> _PROVIDED DATA_
* START *

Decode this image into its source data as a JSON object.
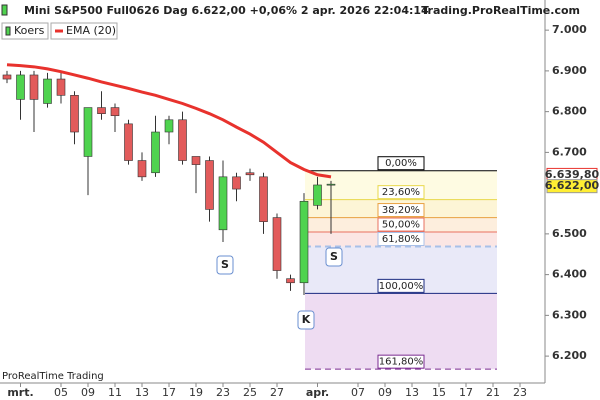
{
  "chart_data": {
    "type": "candlestick",
    "title": "Mini S&P500 Full0626 Dag 6.622,00 +0,06% 2 apr. 2026 22:04:14",
    "source": "Trading.ProRealTime.com",
    "footer": "ProRealTime Trading",
    "categories": [
      null,
      "mrt.",
      null,
      null,
      "05",
      null,
      "09",
      null,
      "11",
      null,
      "13",
      null,
      "17",
      null,
      "19",
      null,
      "23",
      null,
      "25",
      null,
      "27",
      null,
      null,
      "apr.",
      null,
      null,
      "07",
      null,
      "09",
      null,
      "13",
      null,
      "15",
      null,
      "17",
      null,
      "21",
      null,
      "23",
      null
    ],
    "series": [
      {
        "name": "Koers",
        "up_color": "#4fd34f",
        "down_color": "#e25b5b",
        "open": [
          6890,
          6830,
          6890,
          6820,
          6880,
          6840,
          6690,
          6810,
          6810,
          6770,
          6680,
          6650,
          6750,
          6780,
          6690,
          6680,
          6510,
          6640,
          6650,
          6640,
          6540,
          6390,
          6380,
          6570,
          6620,
          null,
          null,
          null,
          null,
          null,
          null,
          null,
          null,
          null,
          null,
          null,
          null,
          null,
          null,
          null
        ],
        "high": [
          6900,
          6900,
          6900,
          6895,
          6900,
          6850,
          6810,
          6850,
          6820,
          6780,
          6700,
          6790,
          6790,
          6800,
          6690,
          6690,
          6680,
          6650,
          6660,
          6650,
          6550,
          6400,
          6600,
          6640,
          6630,
          null,
          null,
          null,
          null,
          null,
          null,
          null,
          null,
          null,
          null,
          null,
          null,
          null,
          null,
          null
        ],
        "low": [
          6870,
          6780,
          6750,
          6810,
          6820,
          6720,
          6595,
          6780,
          6750,
          6670,
          6630,
          6640,
          6720,
          6670,
          6600,
          6530,
          6480,
          6580,
          6630,
          6500,
          6390,
          6360,
          6350,
          6560,
          6500,
          null,
          null,
          null,
          null,
          null,
          null,
          null,
          null,
          null,
          null,
          null,
          null,
          null,
          null,
          null
        ],
        "close": [
          6880,
          6890,
          6830,
          6880,
          6840,
          6750,
          6810,
          6795,
          6790,
          6680,
          6640,
          6750,
          6780,
          6680,
          6670,
          6560,
          6640,
          6610,
          6645,
          6530,
          6410,
          6380,
          6580,
          6620,
          6622,
          null,
          null,
          null,
          null,
          null,
          null,
          null,
          null,
          null,
          null,
          null,
          null,
          null,
          null,
          null
        ]
      },
      {
        "name": "EMA (20)",
        "color": "#e8322d",
        "values": [
          6915,
          6913,
          6910,
          6905,
          6898,
          6890,
          6882,
          6873,
          6865,
          6857,
          6848,
          6840,
          6830,
          6820,
          6808,
          6795,
          6780,
          6762,
          6745,
          6725,
          6700,
          6675,
          6658,
          6645,
          6640,
          null,
          null,
          null,
          null,
          null,
          null,
          null,
          null,
          null,
          null,
          null,
          null,
          null,
          null,
          null
        ]
      }
    ],
    "ylim": [
      6134,
      7074
    ],
    "yticks": [
      {
        "value": 7000,
        "label": "7.000"
      },
      {
        "value": 6900,
        "label": "6.900"
      },
      {
        "value": 6800,
        "label": "6.800"
      },
      {
        "value": 6700,
        "label": "6.700"
      },
      {
        "value": 6500,
        "label": "6.500"
      },
      {
        "value": 6400,
        "label": "6.400"
      },
      {
        "value": 6300,
        "label": "6.300"
      },
      {
        "value": 6200,
        "label": "6.200"
      }
    ],
    "price_tags": [
      {
        "value": 6639.8,
        "label": "6.639,80"
      },
      {
        "value": 6622,
        "label": "6.622,00"
      }
    ],
    "fibonacci": {
      "high": 6655,
      "low": 6354,
      "levels": [
        0,
        23.6,
        38.2,
        50,
        61.8,
        100,
        161.8
      ],
      "value_labels": [
        "0,00%",
        "23,60%",
        "38,20%",
        "50,00%",
        "61,80%",
        "100,00%",
        "161,80%"
      ],
      "level_colors": [
        "#000000",
        "#e8d84a",
        "#e8a040",
        "#e87060",
        "#a8c0e8",
        "#1a2a80",
        "#7a2a90"
      ],
      "zone_colors": [
        "#fefbe2",
        "#fdf5d6",
        "#fdeedd",
        "#fbe6e4",
        "#e9e9f8",
        "#eedcf2"
      ]
    },
    "annotations": [
      "S",
      "S",
      "K"
    ]
  }
}
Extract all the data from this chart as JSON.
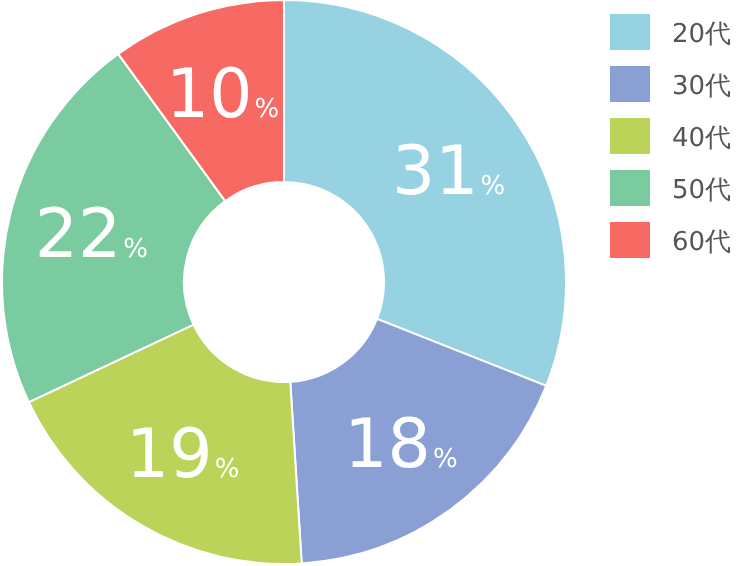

* END *

> _PROMPT_
Say how many lines of the data include the word "Trading". Nothing other than the number should be given.

> _TASK SOLUTION_
2